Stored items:
BEGIN
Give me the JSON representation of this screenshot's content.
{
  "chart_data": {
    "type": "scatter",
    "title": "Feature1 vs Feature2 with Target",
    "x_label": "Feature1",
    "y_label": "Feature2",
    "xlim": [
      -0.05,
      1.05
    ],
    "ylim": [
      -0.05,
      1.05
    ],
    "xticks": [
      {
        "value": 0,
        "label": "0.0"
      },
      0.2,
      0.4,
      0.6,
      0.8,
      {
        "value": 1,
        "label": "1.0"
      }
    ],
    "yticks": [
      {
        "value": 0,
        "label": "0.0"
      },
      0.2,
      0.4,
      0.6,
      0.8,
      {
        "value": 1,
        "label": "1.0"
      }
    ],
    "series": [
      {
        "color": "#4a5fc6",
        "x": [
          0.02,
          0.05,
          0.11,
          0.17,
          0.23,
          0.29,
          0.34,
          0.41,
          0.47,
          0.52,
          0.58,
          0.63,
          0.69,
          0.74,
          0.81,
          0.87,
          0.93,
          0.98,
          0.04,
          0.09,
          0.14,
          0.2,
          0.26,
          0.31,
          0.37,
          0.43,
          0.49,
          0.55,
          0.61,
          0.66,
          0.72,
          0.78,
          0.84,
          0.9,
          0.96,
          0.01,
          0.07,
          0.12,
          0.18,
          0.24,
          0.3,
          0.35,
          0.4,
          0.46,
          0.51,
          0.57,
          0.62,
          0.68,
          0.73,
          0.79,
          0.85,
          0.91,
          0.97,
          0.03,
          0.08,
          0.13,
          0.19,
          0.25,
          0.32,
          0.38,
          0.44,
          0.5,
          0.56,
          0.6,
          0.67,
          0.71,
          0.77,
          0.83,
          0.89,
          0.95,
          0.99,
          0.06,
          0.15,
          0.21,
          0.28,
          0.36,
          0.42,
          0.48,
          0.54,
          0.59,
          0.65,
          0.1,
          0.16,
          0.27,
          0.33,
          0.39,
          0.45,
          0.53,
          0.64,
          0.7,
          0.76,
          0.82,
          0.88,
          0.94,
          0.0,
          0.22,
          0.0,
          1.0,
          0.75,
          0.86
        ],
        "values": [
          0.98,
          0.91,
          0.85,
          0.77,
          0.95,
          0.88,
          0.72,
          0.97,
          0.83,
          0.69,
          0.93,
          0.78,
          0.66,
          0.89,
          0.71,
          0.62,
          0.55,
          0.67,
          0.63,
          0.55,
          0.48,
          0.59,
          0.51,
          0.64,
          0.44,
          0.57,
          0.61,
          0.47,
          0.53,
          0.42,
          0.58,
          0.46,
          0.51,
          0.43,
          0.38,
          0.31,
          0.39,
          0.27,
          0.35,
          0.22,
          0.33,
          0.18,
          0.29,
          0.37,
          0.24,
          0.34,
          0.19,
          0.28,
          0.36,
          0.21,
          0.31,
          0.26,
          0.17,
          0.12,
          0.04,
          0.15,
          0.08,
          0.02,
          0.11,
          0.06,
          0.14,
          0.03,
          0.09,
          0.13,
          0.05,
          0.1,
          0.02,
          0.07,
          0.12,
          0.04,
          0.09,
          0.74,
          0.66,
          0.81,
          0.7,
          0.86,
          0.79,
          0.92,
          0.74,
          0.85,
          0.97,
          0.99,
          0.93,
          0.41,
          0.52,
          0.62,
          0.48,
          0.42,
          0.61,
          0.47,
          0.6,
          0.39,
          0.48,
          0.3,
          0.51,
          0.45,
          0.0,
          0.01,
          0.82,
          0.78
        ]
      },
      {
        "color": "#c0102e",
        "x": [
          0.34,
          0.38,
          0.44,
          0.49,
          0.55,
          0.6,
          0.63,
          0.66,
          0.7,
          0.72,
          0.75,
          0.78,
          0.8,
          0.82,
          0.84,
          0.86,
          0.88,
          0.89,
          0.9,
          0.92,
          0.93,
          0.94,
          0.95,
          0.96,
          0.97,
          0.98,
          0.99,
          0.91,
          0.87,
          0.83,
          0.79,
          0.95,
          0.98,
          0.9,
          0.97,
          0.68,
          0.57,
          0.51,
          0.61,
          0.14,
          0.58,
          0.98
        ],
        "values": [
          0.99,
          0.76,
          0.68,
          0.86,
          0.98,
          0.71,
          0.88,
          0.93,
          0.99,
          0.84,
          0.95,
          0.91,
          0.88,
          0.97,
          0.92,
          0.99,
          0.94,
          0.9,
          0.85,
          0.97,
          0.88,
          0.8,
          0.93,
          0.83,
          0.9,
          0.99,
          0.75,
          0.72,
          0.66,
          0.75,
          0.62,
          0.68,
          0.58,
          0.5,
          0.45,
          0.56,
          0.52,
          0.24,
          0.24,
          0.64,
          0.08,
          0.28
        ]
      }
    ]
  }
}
END
Extract the complete listing above, reproducing each line exactly.

[OUTPUT OF THE TASK]
Give me the JSON representation of this screenshot's content.
{
  "chart_data": {
    "type": "scatter",
    "title": "Feature1 vs Feature2 with Target",
    "x_label": "Feature1",
    "y_label": "Feature2",
    "xlim": [
      -0.05,
      1.05
    ],
    "ylim": [
      -0.05,
      1.05
    ],
    "xticks": [
      {
        "value": 0,
        "label": "0.0"
      },
      0.2,
      0.4,
      0.6,
      0.8,
      {
        "value": 1,
        "label": "1.0"
      }
    ],
    "yticks": [
      {
        "value": 0,
        "label": "0.0"
      },
      0.2,
      0.4,
      0.6,
      0.8,
      {
        "value": 1,
        "label": "1.0"
      }
    ],
    "series": [
      {
        "color": "#4a5fc6",
        "x": [
          0.02,
          0.05,
          0.11,
          0.17,
          0.23,
          0.29,
          0.34,
          0.41,
          0.47,
          0.52,
          0.58,
          0.63,
          0.69,
          0.74,
          0.81,
          0.87,
          0.93,
          0.98,
          0.04,
          0.09,
          0.14,
          0.2,
          0.26,
          0.31,
          0.37,
          0.43,
          0.49,
          0.55,
          0.61,
          0.66,
          0.72,
          0.78,
          0.84,
          0.9,
          0.96,
          0.01,
          0.07,
          0.12,
          0.18,
          0.24,
          0.3,
          0.35,
          0.4,
          0.46,
          0.51,
          0.57,
          0.62,
          0.68,
          0.73,
          0.79,
          0.85,
          0.91,
          0.97,
          0.03,
          0.08,
          0.13,
          0.19,
          0.25,
          0.32,
          0.38,
          0.44,
          0.5,
          0.56,
          0.6,
          0.67,
          0.71,
          0.77,
          0.83,
          0.89,
          0.95,
          0.99,
          0.06,
          0.15,
          0.21,
          0.28,
          0.36,
          0.42,
          0.48,
          0.54,
          0.59,
          0.65,
          0.1,
          0.16,
          0.27,
          0.33,
          0.39,
          0.45,
          0.53,
          0.64,
          0.7,
          0.76,
          0.82,
          0.88,
          0.94,
          0.0,
          0.22,
          0.0,
          1.0,
          0.75,
          0.86
        ],
        "values": [
          0.98,
          0.91,
          0.85,
          0.77,
          0.95,
          0.88,
          0.72,
          0.97,
          0.83,
          0.69,
          0.93,
          0.78,
          0.66,
          0.89,
          0.71,
          0.62,
          0.55,
          0.67,
          0.63,
          0.55,
          0.48,
          0.59,
          0.51,
          0.64,
          0.44,
          0.57,
          0.61,
          0.47,
          0.53,
          0.42,
          0.58,
          0.46,
          0.51,
          0.43,
          0.38,
          0.31,
          0.39,
          0.27,
          0.35,
          0.22,
          0.33,
          0.18,
          0.29,
          0.37,
          0.24,
          0.34,
          0.19,
          0.28,
          0.36,
          0.21,
          0.31,
          0.26,
          0.17,
          0.12,
          0.04,
          0.15,
          0.08,
          0.02,
          0.11,
          0.06,
          0.14,
          0.03,
          0.09,
          0.13,
          0.05,
          0.1,
          0.02,
          0.07,
          0.12,
          0.04,
          0.09,
          0.74,
          0.66,
          0.81,
          0.7,
          0.86,
          0.79,
          0.92,
          0.74,
          0.85,
          0.97,
          0.99,
          0.93,
          0.41,
          0.52,
          0.62,
          0.48,
          0.42,
          0.61,
          0.47,
          0.6,
          0.39,
          0.48,
          0.3,
          0.51,
          0.45,
          0.0,
          0.01,
          0.82,
          0.78
        ]
      },
      {
        "color": "#c0102e",
        "x": [
          0.34,
          0.38,
          0.44,
          0.49,
          0.55,
          0.6,
          0.63,
          0.66,
          0.7,
          0.72,
          0.75,
          0.78,
          0.8,
          0.82,
          0.84,
          0.86,
          0.88,
          0.89,
          0.9,
          0.92,
          0.93,
          0.94,
          0.95,
          0.96,
          0.97,
          0.98,
          0.99,
          0.91,
          0.87,
          0.83,
          0.79,
          0.95,
          0.98,
          0.9,
          0.97,
          0.68,
          0.57,
          0.51,
          0.61,
          0.14,
          0.58,
          0.98
        ],
        "values": [
          0.99,
          0.76,
          0.68,
          0.86,
          0.98,
          0.71,
          0.88,
          0.93,
          0.99,
          0.84,
          0.95,
          0.91,
          0.88,
          0.97,
          0.92,
          0.99,
          0.94,
          0.9,
          0.85,
          0.97,
          0.88,
          0.8,
          0.93,
          0.83,
          0.9,
          0.99,
          0.75,
          0.72,
          0.66,
          0.75,
          0.62,
          0.68,
          0.58,
          0.5,
          0.45,
          0.56,
          0.52,
          0.24,
          0.24,
          0.64,
          0.08,
          0.28
        ]
      }
    ]
  }
}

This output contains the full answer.